╭─ Stored data
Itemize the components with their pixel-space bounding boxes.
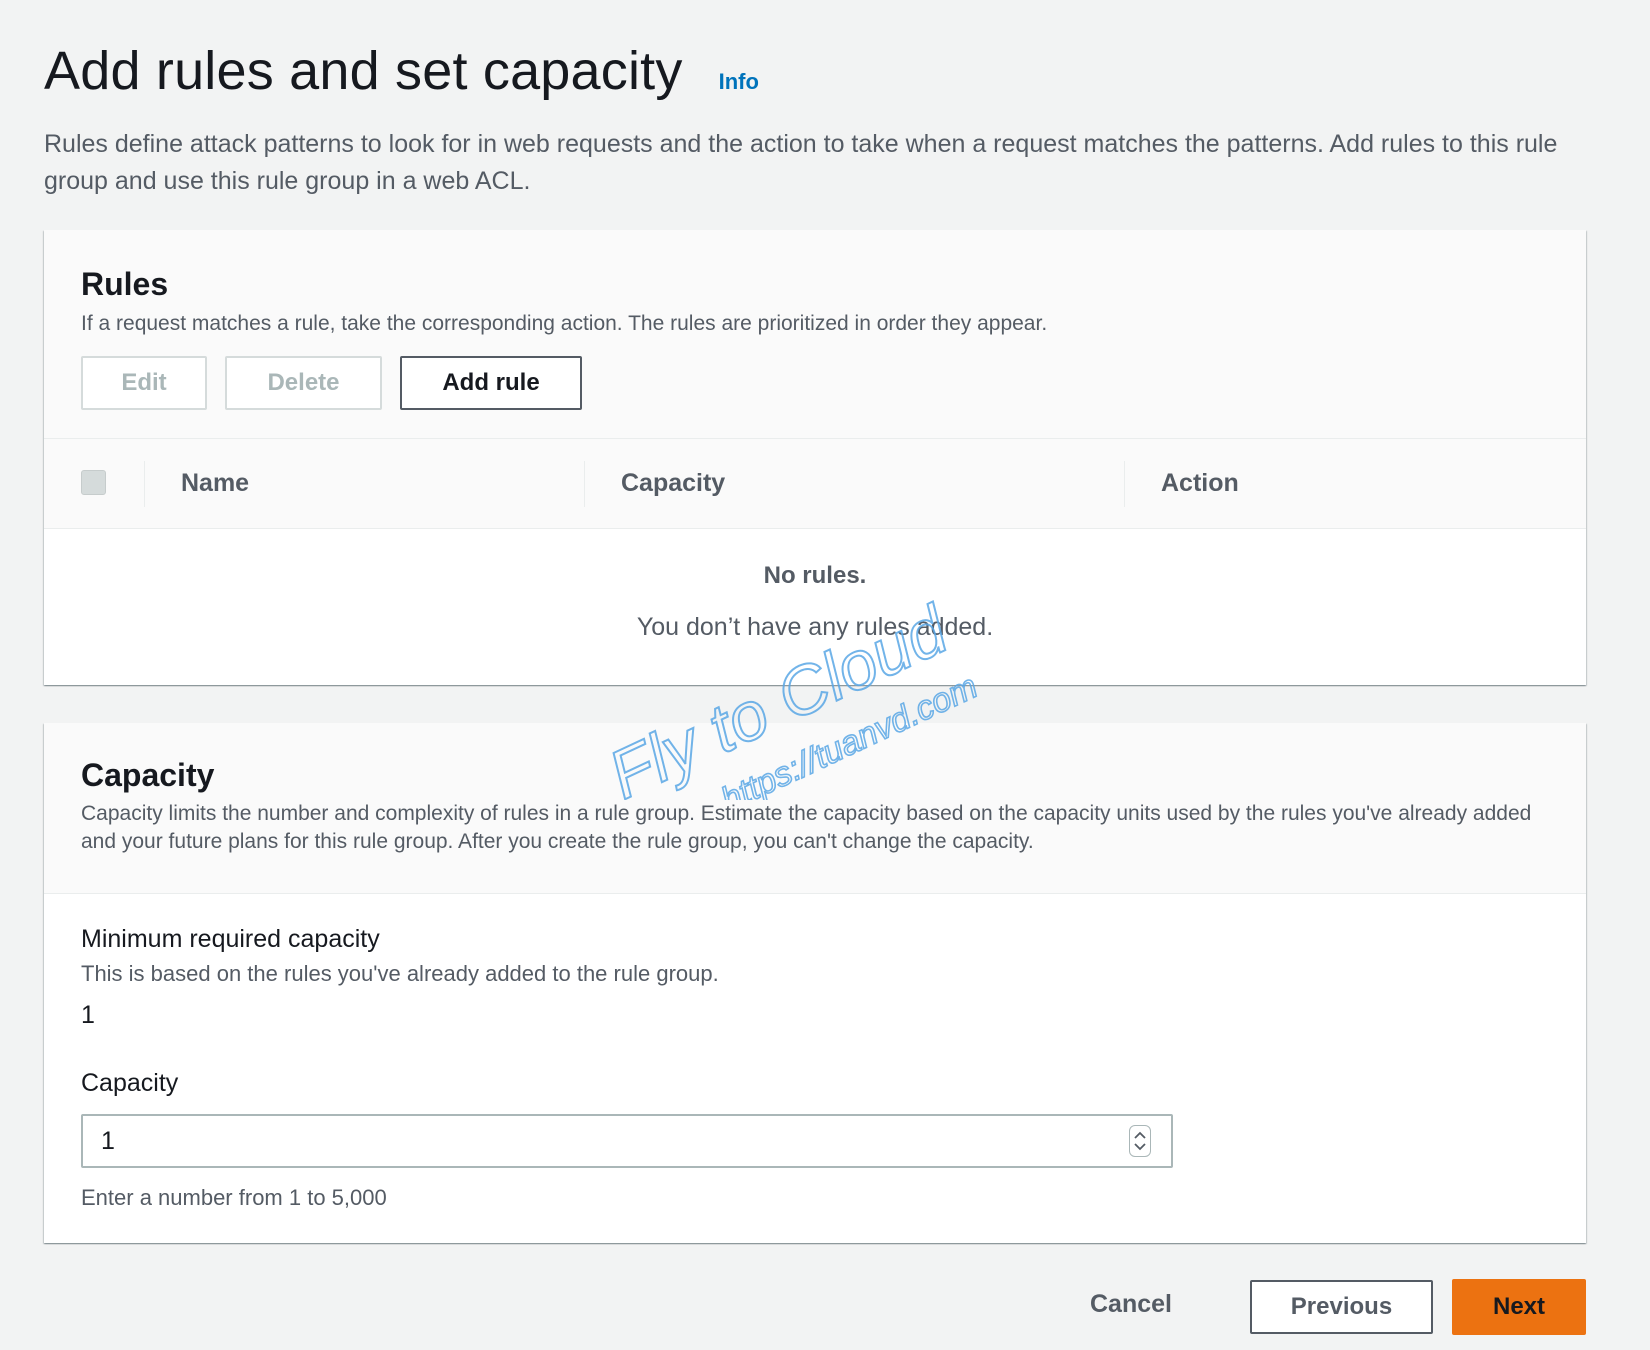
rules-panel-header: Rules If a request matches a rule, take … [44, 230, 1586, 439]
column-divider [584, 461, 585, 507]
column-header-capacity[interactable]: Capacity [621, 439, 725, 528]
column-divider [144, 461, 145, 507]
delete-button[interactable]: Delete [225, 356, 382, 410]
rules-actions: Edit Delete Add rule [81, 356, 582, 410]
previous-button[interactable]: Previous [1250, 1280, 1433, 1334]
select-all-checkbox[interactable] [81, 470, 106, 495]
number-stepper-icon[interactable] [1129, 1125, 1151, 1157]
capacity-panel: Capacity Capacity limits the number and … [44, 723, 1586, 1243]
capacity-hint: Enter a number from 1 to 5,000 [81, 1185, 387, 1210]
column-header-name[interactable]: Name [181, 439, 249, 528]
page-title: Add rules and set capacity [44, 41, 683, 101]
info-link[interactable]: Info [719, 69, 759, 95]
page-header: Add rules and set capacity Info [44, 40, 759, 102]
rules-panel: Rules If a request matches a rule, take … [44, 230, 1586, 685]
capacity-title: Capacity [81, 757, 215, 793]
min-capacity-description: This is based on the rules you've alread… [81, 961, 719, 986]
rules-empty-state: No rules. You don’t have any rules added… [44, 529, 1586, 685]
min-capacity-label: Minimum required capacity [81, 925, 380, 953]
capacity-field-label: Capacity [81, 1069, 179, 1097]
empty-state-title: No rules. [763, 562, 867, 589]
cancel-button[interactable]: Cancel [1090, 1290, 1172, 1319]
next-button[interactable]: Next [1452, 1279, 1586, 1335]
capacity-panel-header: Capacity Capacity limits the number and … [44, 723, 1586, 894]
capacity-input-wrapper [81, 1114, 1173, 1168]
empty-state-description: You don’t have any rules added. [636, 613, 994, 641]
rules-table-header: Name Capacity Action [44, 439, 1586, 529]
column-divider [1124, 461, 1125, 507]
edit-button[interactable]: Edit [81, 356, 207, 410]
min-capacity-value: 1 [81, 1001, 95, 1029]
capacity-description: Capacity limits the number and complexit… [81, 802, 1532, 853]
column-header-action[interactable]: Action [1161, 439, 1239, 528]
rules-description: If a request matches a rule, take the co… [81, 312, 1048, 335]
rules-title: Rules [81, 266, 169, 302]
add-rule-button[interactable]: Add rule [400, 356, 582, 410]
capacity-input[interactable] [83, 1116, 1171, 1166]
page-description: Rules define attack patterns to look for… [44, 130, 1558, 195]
╰─
╭─ Stored data
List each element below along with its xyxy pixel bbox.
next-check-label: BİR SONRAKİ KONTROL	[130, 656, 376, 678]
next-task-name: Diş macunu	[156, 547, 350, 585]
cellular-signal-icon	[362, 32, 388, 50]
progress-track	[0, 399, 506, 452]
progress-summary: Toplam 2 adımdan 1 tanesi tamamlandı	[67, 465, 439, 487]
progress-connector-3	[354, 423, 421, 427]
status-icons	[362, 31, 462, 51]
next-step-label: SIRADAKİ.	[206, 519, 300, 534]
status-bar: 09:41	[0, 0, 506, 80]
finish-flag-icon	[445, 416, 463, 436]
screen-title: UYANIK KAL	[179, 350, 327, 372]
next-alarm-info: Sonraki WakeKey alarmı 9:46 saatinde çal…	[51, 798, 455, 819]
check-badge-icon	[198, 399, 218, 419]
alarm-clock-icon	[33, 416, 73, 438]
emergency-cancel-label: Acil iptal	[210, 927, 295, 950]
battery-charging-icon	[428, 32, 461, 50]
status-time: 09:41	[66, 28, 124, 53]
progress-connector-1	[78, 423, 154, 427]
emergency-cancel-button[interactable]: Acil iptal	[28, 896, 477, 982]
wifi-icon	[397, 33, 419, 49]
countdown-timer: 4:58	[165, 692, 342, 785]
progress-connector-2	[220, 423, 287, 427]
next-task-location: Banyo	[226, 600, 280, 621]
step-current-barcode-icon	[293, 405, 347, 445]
╰─
**Required task**
Can you update the records starting at the line containing "rules-panel-header: Rules If" and ending at the line containing "add-rule-button[interactable]: Add rule" so that "column-divider" becomes "column-separator", with nothing else changed? Return only those lines.

**Finished exercise**
rules-panel-header: Rules If a request matches a rule, take … [44, 230, 1586, 439]
column-separator [584, 461, 585, 507]
column-header-capacity[interactable]: Capacity [621, 439, 725, 528]
column-separator [144, 461, 145, 507]
delete-button[interactable]: Delete [225, 356, 382, 410]
rules-actions: Edit Delete Add rule [81, 356, 582, 410]
previous-button[interactable]: Previous [1250, 1280, 1433, 1334]
select-all-checkbox[interactable] [81, 470, 106, 495]
number-stepper-icon[interactable] [1129, 1125, 1151, 1157]
capacity-panel: Capacity Capacity limits the number and … [44, 723, 1586, 1243]
capacity-hint: Enter a number from 1 to 5,000 [81, 1185, 387, 1210]
column-header-name[interactable]: Name [181, 439, 249, 528]
page-title: Add rules and set capacity [44, 41, 683, 101]
info-link[interactable]: Info [719, 69, 759, 95]
page-header: Add rules and set capacity Info [44, 40, 759, 102]
rules-panel: Rules If a request matches a rule, take … [44, 230, 1586, 685]
capacity-title: Capacity [81, 757, 215, 793]
min-capacity-description: This is based on the rules you've alread… [81, 961, 719, 986]
rules-empty-state: No rules. You don’t have any rules added… [44, 529, 1586, 685]
min-capacity-label: Minimum required capacity [81, 925, 380, 953]
capacity-field-label: Capacity [81, 1069, 179, 1097]
empty-state-title: No rules. [763, 562, 867, 589]
cancel-button[interactable]: Cancel [1090, 1290, 1172, 1319]
next-button[interactable]: Next [1452, 1279, 1586, 1335]
capacity-panel-header: Capacity Capacity limits the number and … [44, 723, 1586, 894]
capacity-input-wrapper [81, 1114, 1173, 1168]
empty-state-description: You don’t have any rules added. [636, 613, 994, 641]
rules-table-header: Name Capacity Action [44, 439, 1586, 529]
column-separator [1124, 461, 1125, 507]
edit-button[interactable]: Edit [81, 356, 207, 410]
min-capacity-value: 1 [81, 1001, 95, 1029]
capacity-description: Capacity limits the number and complexit… [81, 802, 1532, 853]
column-header-action[interactable]: Action [1161, 439, 1239, 528]
rules-description: If a request matches a rule, take the co… [81, 312, 1048, 335]
rules-title: Rules [81, 266, 169, 302]
add-rule-button[interactable]: Add rule [400, 356, 582, 410]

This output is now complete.